# ACTIVITY 1:
Please answer these questions about the Hugo Guerra profile:
(a) Where was he born?
(b) How many appearances and goals did he have for Boca Juniors in 1996?
(c) In which years did he play for Uruguay?
# ACTIVITY 2:
Resume the Hugo Guerra profile, picking up right after its final sentence.

# PAGE EXCERPT:
_ _ _ _ _ _ _

Hugo Guerra
- Guerra while playing for Boca Juniors

Personal information
- Full name: Hugo Romeo Guerra Cabrera
- Date of birth: 25 February 1966
- Place of birth: Canelones, Uruguay
- Date of death: 11 May 2018 (aged 52)
- Place of death: Arrecifes, Argentina
- Height: 1.86 m (6 ft 1 in)
- Position: Forward

Senior career*
- Years: Team / Apps / (Gls)
- 1982–1983: Peñarol
- 1984: Colón
- 1985: El Tanque Sisley
- 1986–1989: Nacional
- 1990–1994: Gimnasia y Esgrima (LP) / 97 / (28)
- 1994: Toluca / 7 / (0)
- 1995–1996: Huracán / 37 / (15)
- 1996: Boca Juniors / 12 / (5)
- 1997–1998: Huracán / 43 / (9)
- 1998: Ferro Carril Oeste / 29 / (6)
- 1999–2001: Almirante Brown / 29 / (18)
- 2001: Atlético Tucumán
- 2002–2004: Tiro Federal
- 2004: Juventud de Pergamino

International career
- 1992–1993: Uruguay / 8 / (1)

= Hugo Guerra =

Uruguayan footballer (1966-2018)

Hugo Romeo Guerra Cabrera (25 February 1966 – 11 May 2018) was a Uruguayan footballer.

_ _ _ _ _ _ _

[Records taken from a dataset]

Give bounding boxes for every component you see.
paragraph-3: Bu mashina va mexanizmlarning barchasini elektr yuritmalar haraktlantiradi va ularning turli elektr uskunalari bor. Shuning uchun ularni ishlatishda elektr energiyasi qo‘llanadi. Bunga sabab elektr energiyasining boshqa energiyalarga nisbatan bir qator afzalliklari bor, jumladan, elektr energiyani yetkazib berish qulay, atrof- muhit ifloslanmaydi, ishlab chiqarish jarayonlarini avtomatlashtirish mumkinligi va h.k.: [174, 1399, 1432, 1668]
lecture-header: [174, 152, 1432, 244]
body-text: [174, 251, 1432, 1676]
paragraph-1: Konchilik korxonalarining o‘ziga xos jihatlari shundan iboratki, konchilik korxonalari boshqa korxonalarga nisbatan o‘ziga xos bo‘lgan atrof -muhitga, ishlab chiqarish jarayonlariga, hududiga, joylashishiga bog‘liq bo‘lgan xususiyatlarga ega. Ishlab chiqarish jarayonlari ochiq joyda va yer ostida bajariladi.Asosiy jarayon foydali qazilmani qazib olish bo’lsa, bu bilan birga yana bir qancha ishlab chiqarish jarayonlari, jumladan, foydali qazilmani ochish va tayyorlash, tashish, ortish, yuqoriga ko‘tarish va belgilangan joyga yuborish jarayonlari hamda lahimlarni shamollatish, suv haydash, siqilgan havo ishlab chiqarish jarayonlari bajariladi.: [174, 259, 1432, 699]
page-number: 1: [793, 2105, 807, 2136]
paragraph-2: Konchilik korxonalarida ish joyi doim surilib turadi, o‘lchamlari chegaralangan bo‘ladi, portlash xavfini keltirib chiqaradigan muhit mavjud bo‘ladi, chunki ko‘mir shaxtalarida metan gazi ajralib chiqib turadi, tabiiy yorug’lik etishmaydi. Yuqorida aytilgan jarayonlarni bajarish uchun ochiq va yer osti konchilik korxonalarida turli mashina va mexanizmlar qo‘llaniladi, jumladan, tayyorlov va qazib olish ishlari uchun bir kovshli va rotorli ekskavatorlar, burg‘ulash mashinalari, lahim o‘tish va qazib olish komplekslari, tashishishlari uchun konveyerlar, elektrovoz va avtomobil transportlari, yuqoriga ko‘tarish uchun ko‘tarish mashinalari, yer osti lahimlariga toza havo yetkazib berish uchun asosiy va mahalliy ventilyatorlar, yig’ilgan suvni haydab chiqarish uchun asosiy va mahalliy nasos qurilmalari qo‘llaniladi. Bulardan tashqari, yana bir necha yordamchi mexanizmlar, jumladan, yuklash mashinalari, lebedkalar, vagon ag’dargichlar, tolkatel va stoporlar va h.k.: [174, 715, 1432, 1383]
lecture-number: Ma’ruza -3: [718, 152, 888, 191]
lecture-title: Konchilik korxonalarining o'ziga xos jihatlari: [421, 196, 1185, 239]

_ _ _ _ _ _ _

# WRITTEN REPLY 1:
(a) Canelones, Uruguay
(b) 12 appearances and 5 goals
(c) 1992–1993

# WRITTEN REPLY 2:
==Club career==
Guerra played for Gimnasia y Esgrima La Plata, Huracán, Boca Juniors and Ferro Carril Oeste in the Primera División de Argentina. He also had a spell with Toluca in the Primera División de Mexico.

==International career==
Guerra made eight appearances for the senior Uruguay national football team from 1992 to 1993. He played for Uruguay at the Copa América 1993. Guerra made his debut in a friendly match against Brazil (1-0 win) on April 30, 1992 in the Estadio Centenario in Montevideo under coach Luis Alberto Cubilla.

He died on 11 May 2018 at the age of 52 from cardiac arrest.